__WHAT YOU NEED TO DO__
Return every line below as is, leaving out the pictures.

__DATA TO USE__
###
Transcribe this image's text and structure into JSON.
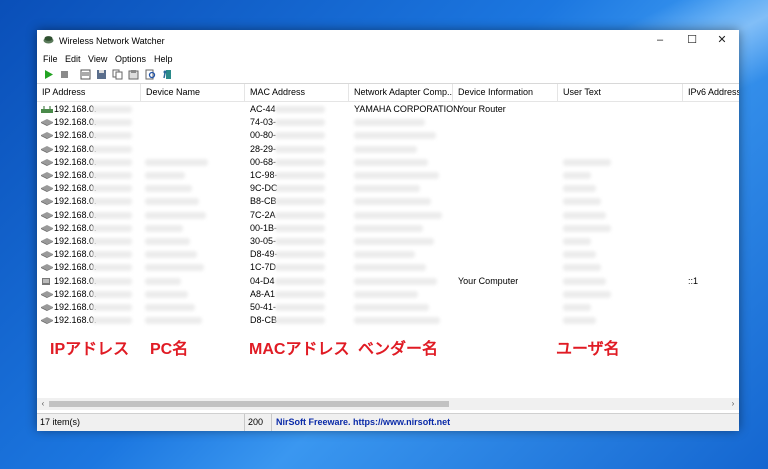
{
  "window": {
    "title": "Wireless Network Watcher"
  },
  "menu": [
    "File",
    "Edit",
    "View",
    "Options",
    "Help"
  ],
  "toolbar": {
    "icons": [
      "play-icon",
      "stop-icon",
      "html-report-icon",
      "save-icon",
      "copy-icon",
      "properties-icon",
      "find-icon",
      "exit-icon"
    ]
  },
  "columns": [
    "IP Address",
    "Device Name",
    "MAC Address",
    "Network Adapter Comp...",
    "Device Information",
    "User Text",
    "IPv6 Address"
  ],
  "rows": [
    {
      "ip": "192.168.0.",
      "mac": "AC-44",
      "vendor": "YAMAHA CORPORATION",
      "info": "Your Router",
      "ipv6": "",
      "icon": "router"
    },
    {
      "ip": "192.168.0.",
      "mac": "74-03-",
      "vendor": "",
      "info": "",
      "ipv6": "",
      "icon": "device"
    },
    {
      "ip": "192.168.0.",
      "mac": "00-80-",
      "vendor": "",
      "info": "",
      "ipv6": "",
      "icon": "device"
    },
    {
      "ip": "192.168.0.",
      "mac": "28-29-",
      "vendor": "",
      "info": "",
      "ipv6": "",
      "icon": "device"
    },
    {
      "ip": "192.168.0.",
      "mac": "00-68-",
      "vendor": "",
      "info": "",
      "ipv6": "",
      "icon": "device"
    },
    {
      "ip": "192.168.0.",
      "mac": "1C-98-",
      "vendor": "",
      "info": "",
      "ipv6": "",
      "icon": "device"
    },
    {
      "ip": "192.168.0.",
      "mac": "9C-DC",
      "vendor": "",
      "info": "",
      "ipv6": "",
      "icon": "device"
    },
    {
      "ip": "192.168.0.",
      "mac": "B8-CB",
      "vendor": "",
      "info": "",
      "ipv6": "",
      "icon": "device"
    },
    {
      "ip": "192.168.0.",
      "mac": "7C-2A",
      "vendor": "",
      "info": "",
      "ipv6": "",
      "icon": "device"
    },
    {
      "ip": "192.168.0.",
      "mac": "00-1B-",
      "vendor": "",
      "info": "",
      "ipv6": "",
      "icon": "device"
    },
    {
      "ip": "192.168.0.",
      "mac": "30-05-",
      "vendor": "",
      "info": "",
      "ipv6": "",
      "icon": "device"
    },
    {
      "ip": "192.168.0.",
      "mac": "D8-49-",
      "vendor": "",
      "info": "",
      "ipv6": "",
      "icon": "device"
    },
    {
      "ip": "192.168.0.",
      "mac": "1C-7D",
      "vendor": "",
      "info": "",
      "ipv6": "",
      "icon": "device"
    },
    {
      "ip": "192.168.0.",
      "mac": "04-D4",
      "vendor": "",
      "info": "Your Computer",
      "ipv6": "::1",
      "icon": "computer"
    },
    {
      "ip": "192.168.0.",
      "mac": "A8-A1",
      "vendor": "",
      "info": "",
      "ipv6": "",
      "icon": "device"
    },
    {
      "ip": "192.168.0.",
      "mac": "50-41-",
      "vendor": "",
      "info": "",
      "ipv6": "",
      "icon": "device"
    },
    {
      "ip": "192.168.0.",
      "mac": "D8-CB",
      "vendor": "",
      "info": "",
      "ipv6": "",
      "icon": "device"
    }
  ],
  "captions": {
    "ip": "IPアドレス",
    "pc": "PC名",
    "mac": "MACアドレス",
    "vendor": "ベンダー名",
    "user": "ユーザ名"
  },
  "status": {
    "items": "17 item(s)",
    "count": "200",
    "freeware": "NirSoft Freeware. https://www.nirsoft.net"
  },
  "colors": {
    "caption": "#e01b24",
    "status_link": "#0a2aa8",
    "desktop": "#1c77e0"
  }
}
###
__FULL OUTPUT__
Transcribe this image's text and structure into JSON.
{
  "window": {
    "title": "Wireless Network Watcher"
  },
  "menu": [
    "File",
    "Edit",
    "View",
    "Options",
    "Help"
  ],
  "toolbar": {
    "icons": [
      "play-icon",
      "stop-icon",
      "html-report-icon",
      "save-icon",
      "copy-icon",
      "properties-icon",
      "find-icon",
      "exit-icon"
    ]
  },
  "columns": [
    "IP Address",
    "Device Name",
    "MAC Address",
    "Network Adapter Comp...",
    "Device Information",
    "User Text",
    "IPv6 Address"
  ],
  "rows": [
    {
      "ip": "192.168.0.",
      "mac": "AC-44",
      "vendor": "YAMAHA CORPORATION",
      "info": "Your Router",
      "ipv6": "",
      "icon": "router"
    },
    {
      "ip": "192.168.0.",
      "mac": "74-03-",
      "vendor": "",
      "info": "",
      "ipv6": "",
      "icon": "device"
    },
    {
      "ip": "192.168.0.",
      "mac": "00-80-",
      "vendor": "",
      "info": "",
      "ipv6": "",
      "icon": "device"
    },
    {
      "ip": "192.168.0.",
      "mac": "28-29-",
      "vendor": "",
      "info": "",
      "ipv6": "",
      "icon": "device"
    },
    {
      "ip": "192.168.0.",
      "mac": "00-68-",
      "vendor": "",
      "info": "",
      "ipv6": "",
      "icon": "device"
    },
    {
      "ip": "192.168.0.",
      "mac": "1C-98-",
      "vendor": "",
      "info": "",
      "ipv6": "",
      "icon": "device"
    },
    {
      "ip": "192.168.0.",
      "mac": "9C-DC",
      "vendor": "",
      "info": "",
      "ipv6": "",
      "icon": "device"
    },
    {
      "ip": "192.168.0.",
      "mac": "B8-CB",
      "vendor": "",
      "info": "",
      "ipv6": "",
      "icon": "device"
    },
    {
      "ip": "192.168.0.",
      "mac": "7C-2A",
      "vendor": "",
      "info": "",
      "ipv6": "",
      "icon": "device"
    },
    {
      "ip": "192.168.0.",
      "mac": "00-1B-",
      "vendor": "",
      "info": "",
      "ipv6": "",
      "icon": "device"
    },
    {
      "ip": "192.168.0.",
      "mac": "30-05-",
      "vendor": "",
      "info": "",
      "ipv6": "",
      "icon": "device"
    },
    {
      "ip": "192.168.0.",
      "mac": "D8-49-",
      "vendor": "",
      "info": "",
      "ipv6": "",
      "icon": "device"
    },
    {
      "ip": "192.168.0.",
      "mac": "1C-7D",
      "vendor": "",
      "info": "",
      "ipv6": "",
      "icon": "device"
    },
    {
      "ip": "192.168.0.",
      "mac": "04-D4",
      "vendor": "",
      "info": "Your Computer",
      "ipv6": "::1",
      "icon": "computer"
    },
    {
      "ip": "192.168.0.",
      "mac": "A8-A1",
      "vendor": "",
      "info": "",
      "ipv6": "",
      "icon": "device"
    },
    {
      "ip": "192.168.0.",
      "mac": "50-41-",
      "vendor": "",
      "info": "",
      "ipv6": "",
      "icon": "device"
    },
    {
      "ip": "192.168.0.",
      "mac": "D8-CB",
      "vendor": "",
      "info": "",
      "ipv6": "",
      "icon": "device"
    }
  ],
  "captions": {
    "ip": "IPアドレス",
    "pc": "PC名",
    "mac": "MACアドレス",
    "vendor": "ベンダー名",
    "user": "ユーザ名"
  },
  "status": {
    "items": "17 item(s)",
    "count": "200",
    "freeware": "NirSoft Freeware. https://www.nirsoft.net"
  },
  "colors": {
    "caption": "#e01b24",
    "status_link": "#0a2aa8",
    "desktop": "#1c77e0"
  }
}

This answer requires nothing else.